_Stated task A_:
In the Frostgrave review, what kind of dice does the game use?
_Stated task B_:
Sum up the Frostgrave review in three sentences.

_Text extract_:
# # # #
11 August 2015

Frostgrave - review

I was talked into picking up Frostgrave by a friend down at the club. I was quite skeptic about it, the bits that I had read did not really jump out at me but I figured that painting up a few fantasy themed miniatures would benefit my collection. At worst I would have a warband for whatever skirmish based fantasy game system out there if Frostgrave didn't pan out.

Having read the rules through, back to back a couple of times, and played the game twice I feel confident enough to at least give an "early" review of the game.

At the core, Frostgrave is a skirmish based fairly generic/open ended fantasy game with a hint of Mordheim in terms of the setting. You command a wizard, his apprentice and up to 8 hired goons as they search for lost treasures in the ruins of "Frostgrave" a fallen city long abandoned to the ice and snow - inhabited mostly by zombies, undead and the odd creature or animal.
The unique selling point of the game would be that your warband and indeed the entire campaign centers around your wizard.  Oh, and you use D20 dice!

That the game is written with the wizards in mind become even more apparent when you read the character profiles. Hired muscle characters come with static gold cost, equipment and stats - compared to the highly diverse choices that you have when picking spells for your wizard. This can probably be frowned upon by some who want to tailor their own characters, and all characters, in a warband. For others, this may be a welcome escape from having to put a lot of work in "building" your warband and focus on the wizard and spell combos instead.

Characters have six stats in the game:

Move which tells how far they can walk/run each turn
Fight which is a close combat modifier and also used to dodge projectiles
Shooting which is a ranged combat modifier
Amor which reduces the amount of damage you take

Willpower which modifies how resilient you are to some types of magic/spells
Health which tells how many wounds you have

Each character also has 2 actions each turn, but you are only allowed to cast spells, or fight/shoot with a single action. You can however use both actions for movement, in that case you move full rate with your first action and half rate with your second action. For instance  a character with Move 6 can move up to 9 inches (6+3).
# # # #
_Given records_:
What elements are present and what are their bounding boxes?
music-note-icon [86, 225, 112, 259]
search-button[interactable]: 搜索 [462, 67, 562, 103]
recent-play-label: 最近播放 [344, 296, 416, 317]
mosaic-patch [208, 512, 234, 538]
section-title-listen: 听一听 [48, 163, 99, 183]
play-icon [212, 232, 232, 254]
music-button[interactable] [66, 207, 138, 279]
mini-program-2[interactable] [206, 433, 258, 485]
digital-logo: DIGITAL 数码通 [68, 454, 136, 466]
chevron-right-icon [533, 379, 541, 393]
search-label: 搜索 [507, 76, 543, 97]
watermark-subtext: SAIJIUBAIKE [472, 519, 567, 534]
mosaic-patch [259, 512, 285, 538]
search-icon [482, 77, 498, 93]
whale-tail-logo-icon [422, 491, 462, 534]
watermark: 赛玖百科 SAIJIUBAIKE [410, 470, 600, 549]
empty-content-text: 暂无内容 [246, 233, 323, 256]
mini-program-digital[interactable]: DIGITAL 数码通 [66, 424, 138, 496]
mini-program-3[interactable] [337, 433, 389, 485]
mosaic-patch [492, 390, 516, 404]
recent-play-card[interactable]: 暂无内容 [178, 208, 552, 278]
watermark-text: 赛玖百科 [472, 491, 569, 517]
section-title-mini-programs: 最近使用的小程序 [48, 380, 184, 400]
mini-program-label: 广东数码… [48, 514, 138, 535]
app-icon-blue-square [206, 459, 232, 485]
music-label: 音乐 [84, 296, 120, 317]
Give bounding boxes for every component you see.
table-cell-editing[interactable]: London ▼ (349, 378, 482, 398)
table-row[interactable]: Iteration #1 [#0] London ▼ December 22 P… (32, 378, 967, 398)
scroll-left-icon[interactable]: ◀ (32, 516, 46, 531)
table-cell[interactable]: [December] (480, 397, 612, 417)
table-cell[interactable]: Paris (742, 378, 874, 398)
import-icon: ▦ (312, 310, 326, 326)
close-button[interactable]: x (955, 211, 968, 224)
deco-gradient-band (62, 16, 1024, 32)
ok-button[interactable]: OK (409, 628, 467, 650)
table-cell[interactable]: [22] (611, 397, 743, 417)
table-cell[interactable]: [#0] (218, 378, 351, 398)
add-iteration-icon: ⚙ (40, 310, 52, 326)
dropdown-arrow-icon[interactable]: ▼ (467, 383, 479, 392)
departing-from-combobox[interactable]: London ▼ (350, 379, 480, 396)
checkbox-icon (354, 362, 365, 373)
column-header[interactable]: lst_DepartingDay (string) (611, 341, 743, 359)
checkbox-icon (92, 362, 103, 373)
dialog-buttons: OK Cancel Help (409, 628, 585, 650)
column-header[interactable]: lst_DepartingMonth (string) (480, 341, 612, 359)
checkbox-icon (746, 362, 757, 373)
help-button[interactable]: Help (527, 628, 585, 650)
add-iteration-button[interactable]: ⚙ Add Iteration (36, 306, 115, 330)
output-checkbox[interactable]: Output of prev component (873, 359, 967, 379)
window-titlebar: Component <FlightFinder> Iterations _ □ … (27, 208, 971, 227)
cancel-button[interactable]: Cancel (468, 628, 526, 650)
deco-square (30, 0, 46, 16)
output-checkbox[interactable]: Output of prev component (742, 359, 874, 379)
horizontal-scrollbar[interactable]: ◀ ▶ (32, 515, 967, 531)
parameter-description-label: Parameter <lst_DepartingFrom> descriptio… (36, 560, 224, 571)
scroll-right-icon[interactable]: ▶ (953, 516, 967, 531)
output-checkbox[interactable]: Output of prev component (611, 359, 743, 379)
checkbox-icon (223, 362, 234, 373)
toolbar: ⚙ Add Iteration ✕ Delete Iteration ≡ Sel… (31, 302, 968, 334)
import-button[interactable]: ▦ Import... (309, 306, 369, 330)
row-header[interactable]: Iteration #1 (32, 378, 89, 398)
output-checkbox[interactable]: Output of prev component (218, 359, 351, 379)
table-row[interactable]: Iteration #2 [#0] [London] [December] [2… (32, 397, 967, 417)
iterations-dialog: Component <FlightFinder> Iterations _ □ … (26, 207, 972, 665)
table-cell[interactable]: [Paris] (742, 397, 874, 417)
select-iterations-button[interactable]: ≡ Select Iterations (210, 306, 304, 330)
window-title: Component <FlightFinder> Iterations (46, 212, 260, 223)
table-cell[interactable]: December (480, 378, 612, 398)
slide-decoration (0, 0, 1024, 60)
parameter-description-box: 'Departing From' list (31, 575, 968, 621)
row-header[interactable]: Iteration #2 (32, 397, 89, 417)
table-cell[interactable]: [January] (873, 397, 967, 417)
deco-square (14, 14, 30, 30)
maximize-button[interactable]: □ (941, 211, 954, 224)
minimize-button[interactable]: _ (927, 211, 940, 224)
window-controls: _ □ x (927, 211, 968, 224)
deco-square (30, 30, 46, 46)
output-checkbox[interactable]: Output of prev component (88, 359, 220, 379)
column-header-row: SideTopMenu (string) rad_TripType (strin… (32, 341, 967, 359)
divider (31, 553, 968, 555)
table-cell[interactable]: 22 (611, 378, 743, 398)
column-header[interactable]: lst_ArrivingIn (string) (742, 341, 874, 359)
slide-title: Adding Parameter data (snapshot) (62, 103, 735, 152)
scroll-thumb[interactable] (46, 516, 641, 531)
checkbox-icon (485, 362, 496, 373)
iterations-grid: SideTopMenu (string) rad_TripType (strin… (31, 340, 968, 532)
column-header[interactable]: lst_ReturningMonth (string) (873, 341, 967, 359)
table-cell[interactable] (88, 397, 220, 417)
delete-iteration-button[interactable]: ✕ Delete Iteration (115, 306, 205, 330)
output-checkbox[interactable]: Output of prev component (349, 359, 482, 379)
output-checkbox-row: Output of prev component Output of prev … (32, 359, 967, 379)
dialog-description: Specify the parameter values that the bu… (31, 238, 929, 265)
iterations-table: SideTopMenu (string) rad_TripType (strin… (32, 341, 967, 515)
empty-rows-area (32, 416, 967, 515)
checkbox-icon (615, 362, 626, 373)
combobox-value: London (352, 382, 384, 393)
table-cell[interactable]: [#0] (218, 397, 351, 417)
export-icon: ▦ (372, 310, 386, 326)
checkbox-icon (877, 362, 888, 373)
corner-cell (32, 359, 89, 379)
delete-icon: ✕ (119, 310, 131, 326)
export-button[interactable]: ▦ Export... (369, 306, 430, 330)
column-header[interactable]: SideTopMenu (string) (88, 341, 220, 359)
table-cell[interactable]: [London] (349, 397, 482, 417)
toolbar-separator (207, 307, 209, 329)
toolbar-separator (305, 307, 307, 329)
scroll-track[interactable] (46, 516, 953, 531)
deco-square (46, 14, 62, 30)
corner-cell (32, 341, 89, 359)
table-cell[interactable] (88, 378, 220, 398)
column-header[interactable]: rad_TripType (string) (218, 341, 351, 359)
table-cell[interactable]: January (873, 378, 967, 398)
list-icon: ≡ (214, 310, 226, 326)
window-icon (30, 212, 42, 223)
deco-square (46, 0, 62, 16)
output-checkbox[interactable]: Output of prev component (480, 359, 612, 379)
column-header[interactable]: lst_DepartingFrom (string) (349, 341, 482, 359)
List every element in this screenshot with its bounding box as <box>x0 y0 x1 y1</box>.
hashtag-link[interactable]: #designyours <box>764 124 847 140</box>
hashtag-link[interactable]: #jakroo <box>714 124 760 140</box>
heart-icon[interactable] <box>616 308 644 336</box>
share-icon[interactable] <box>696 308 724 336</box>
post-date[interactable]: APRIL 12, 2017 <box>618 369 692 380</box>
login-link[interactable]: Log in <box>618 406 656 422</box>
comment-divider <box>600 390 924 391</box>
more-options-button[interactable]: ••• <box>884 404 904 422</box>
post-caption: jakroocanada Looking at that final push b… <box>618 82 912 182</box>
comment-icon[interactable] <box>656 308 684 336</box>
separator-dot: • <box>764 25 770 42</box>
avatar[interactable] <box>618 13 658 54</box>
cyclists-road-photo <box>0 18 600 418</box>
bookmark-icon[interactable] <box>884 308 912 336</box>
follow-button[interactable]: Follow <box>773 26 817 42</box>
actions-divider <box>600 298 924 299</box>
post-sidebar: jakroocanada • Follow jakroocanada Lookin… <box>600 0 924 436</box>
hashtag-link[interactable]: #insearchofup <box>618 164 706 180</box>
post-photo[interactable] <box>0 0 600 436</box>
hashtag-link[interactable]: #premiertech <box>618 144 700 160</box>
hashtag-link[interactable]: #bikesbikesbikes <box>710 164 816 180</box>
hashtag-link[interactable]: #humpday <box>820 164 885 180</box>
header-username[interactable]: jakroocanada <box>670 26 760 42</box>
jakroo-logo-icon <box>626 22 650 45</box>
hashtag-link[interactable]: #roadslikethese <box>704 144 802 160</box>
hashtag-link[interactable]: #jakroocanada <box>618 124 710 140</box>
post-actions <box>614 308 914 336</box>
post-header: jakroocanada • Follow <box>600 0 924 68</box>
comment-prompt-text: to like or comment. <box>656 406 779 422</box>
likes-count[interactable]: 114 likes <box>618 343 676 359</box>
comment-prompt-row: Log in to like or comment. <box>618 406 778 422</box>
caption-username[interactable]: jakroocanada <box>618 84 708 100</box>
# # # #
_Correct result A_:
D20 dice.

_Correct result B_:
After reading the rules several times and playing twice, the reviewer offers an early review of Frostgrave, a game a friend talked them into buying. It is a fantasy skirmish game where players command a wizard, an apprentice and up to 8 hired goons searching for treasure in the ruins of a frozen city. The game centers on the wizard, giving many spell choices while hired characters come with fixed costs, equipment and stats.